DOCUMENT SEGMENT ::
______

As suggested by Shann [11], salbutamol takes approximately four half-lives to reach a plateau concentration of drug. If salbutamol is given as a constant infusion without an appropriate loading dose, 10–20 h is required to reach a plateau concentration. In these cases, there will be either subtherapeutic levels at the beginning of therapy, excessive levels after several hours of therapy or both. In this respect, salbutamol and terbutaline require similar plasma concentrations to produce a given effect and are therefore equivalent drugs, although salbutamol has been the preferred β-agonist owing to its greater margin of safety when administered intravenously.

The addition of ipratropium to β-agonist therapy offers a statistically significant, albeit modest, improvement in pulmonary function, as well as a reduction in the rate of hospital admissions. The use of inhaled ipratropium bromide in addition to intravenous salbutamol, frequent doses of inhaled salbutamol and corticosteroids as initial emergency department therapy have no clinical benefits for children with acute severe asthma [8].

Aminophylline has bronchodilator effects with an additional theoretical benefit of an inotropic effect on respiratory muscles [14]. A recent study in children suggests that aminophylline may be useful in reducing length of stay in hospital [15]. However, the window between therapeutic effect and toxicity is relatively narrow, and this can lead to serious side-effects. Given the potential for toxicity and the marginal benefit, we would not recommend this drug as a standard therapy for severe asthma but rather something to consider in refractory disease in the intensive care.

Although magnesium sulphate has been reported to improve bronchospasm in the emergency department or in the ICU, there is currently insufficient clinical evidence to support its routine use in severe asthma [16].

______

TASKS ::
1. In the asthma therapy passage, how long does salbutamol take to reach a plateau concentration when it is given as a constant infusion without an appropriate loading dose?
2. Return verbatim the portion of the asthma therapy passage starting at "Aminophylline has bronchodilator" and ending at "severe asthma [16].".
3. Decide whether each statement agrees with the asthma therapy passage, and support each answer with the deciding words quoted from it: (a) Salbutamol has been preferred as a β-agonist because it has a greater margin of safety when given intravenously. (b) Aminophylline is recommended as a standard therapy for severe asthma. (c) Clinical evidence is sufficient to support routine use of magnesium sulphate in severe asthma.

Document layout analysis data:

______

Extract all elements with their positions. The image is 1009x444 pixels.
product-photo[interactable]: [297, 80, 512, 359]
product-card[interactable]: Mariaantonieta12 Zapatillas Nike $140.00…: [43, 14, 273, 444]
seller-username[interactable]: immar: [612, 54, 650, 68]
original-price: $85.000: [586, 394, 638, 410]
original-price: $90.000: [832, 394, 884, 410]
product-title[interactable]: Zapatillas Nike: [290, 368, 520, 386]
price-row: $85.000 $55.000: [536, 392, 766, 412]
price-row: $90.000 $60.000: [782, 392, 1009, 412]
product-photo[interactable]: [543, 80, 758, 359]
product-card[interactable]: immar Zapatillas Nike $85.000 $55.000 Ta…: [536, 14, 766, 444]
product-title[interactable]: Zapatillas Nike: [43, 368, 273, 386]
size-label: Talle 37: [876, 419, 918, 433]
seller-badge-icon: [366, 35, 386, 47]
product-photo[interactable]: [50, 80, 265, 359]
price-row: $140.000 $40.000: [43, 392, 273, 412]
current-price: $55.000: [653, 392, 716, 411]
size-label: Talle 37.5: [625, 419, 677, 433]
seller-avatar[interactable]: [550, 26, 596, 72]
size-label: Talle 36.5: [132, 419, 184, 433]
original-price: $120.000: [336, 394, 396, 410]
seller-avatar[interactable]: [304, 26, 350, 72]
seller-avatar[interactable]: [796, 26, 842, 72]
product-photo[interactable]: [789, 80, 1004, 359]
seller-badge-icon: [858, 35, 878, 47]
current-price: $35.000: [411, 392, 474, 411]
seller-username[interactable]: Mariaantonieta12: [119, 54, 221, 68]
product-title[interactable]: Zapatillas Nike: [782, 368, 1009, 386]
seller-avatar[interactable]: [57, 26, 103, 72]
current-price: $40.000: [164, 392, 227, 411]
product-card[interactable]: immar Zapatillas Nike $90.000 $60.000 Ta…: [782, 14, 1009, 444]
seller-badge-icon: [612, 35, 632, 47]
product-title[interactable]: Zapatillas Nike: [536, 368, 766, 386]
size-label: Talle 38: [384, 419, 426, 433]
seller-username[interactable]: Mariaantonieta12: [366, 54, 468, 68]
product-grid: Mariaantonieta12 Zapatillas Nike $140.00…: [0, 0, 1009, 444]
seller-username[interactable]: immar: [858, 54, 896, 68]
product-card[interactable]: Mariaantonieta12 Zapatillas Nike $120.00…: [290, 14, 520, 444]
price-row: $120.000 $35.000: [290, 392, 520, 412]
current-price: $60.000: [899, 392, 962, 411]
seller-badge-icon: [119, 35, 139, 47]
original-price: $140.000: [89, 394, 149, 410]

______

EXPECTED OUTPUTS ::
1. 10–20 h

2.
Aminophylline has bronchodilator effects with an additional theoretical benefit of an inotropic effect on respiratory muscles [14]. A recent study in children suggests that aminophylline may be useful in reducing length of stay in hospital [15]. However, the window between therapeutic effect and toxicity is relatively narrow, and this can lead to serious side-effects. Given the potential for toxicity and the marginal benefit, we would not recommend this drug as a standard therapy for severe asthma but rather something to consider in refractory disease in the intensive care.

Although magnesium sulphate has been reported to improve bronchospasm in the emergency department or in the ICU, there is currently insufficient clinical evidence to support its routine use in severe asthma [16].

3.
(a) Yes: "salbutamol has been the preferred β-agonist owing to its greater margin of safety when administered intravenously"
(b) No: "we would not recommend this drug as a standard therapy for severe asthma"
(c) No: "there is currently insufficient clinical evidence to support its routine use in severe asthma"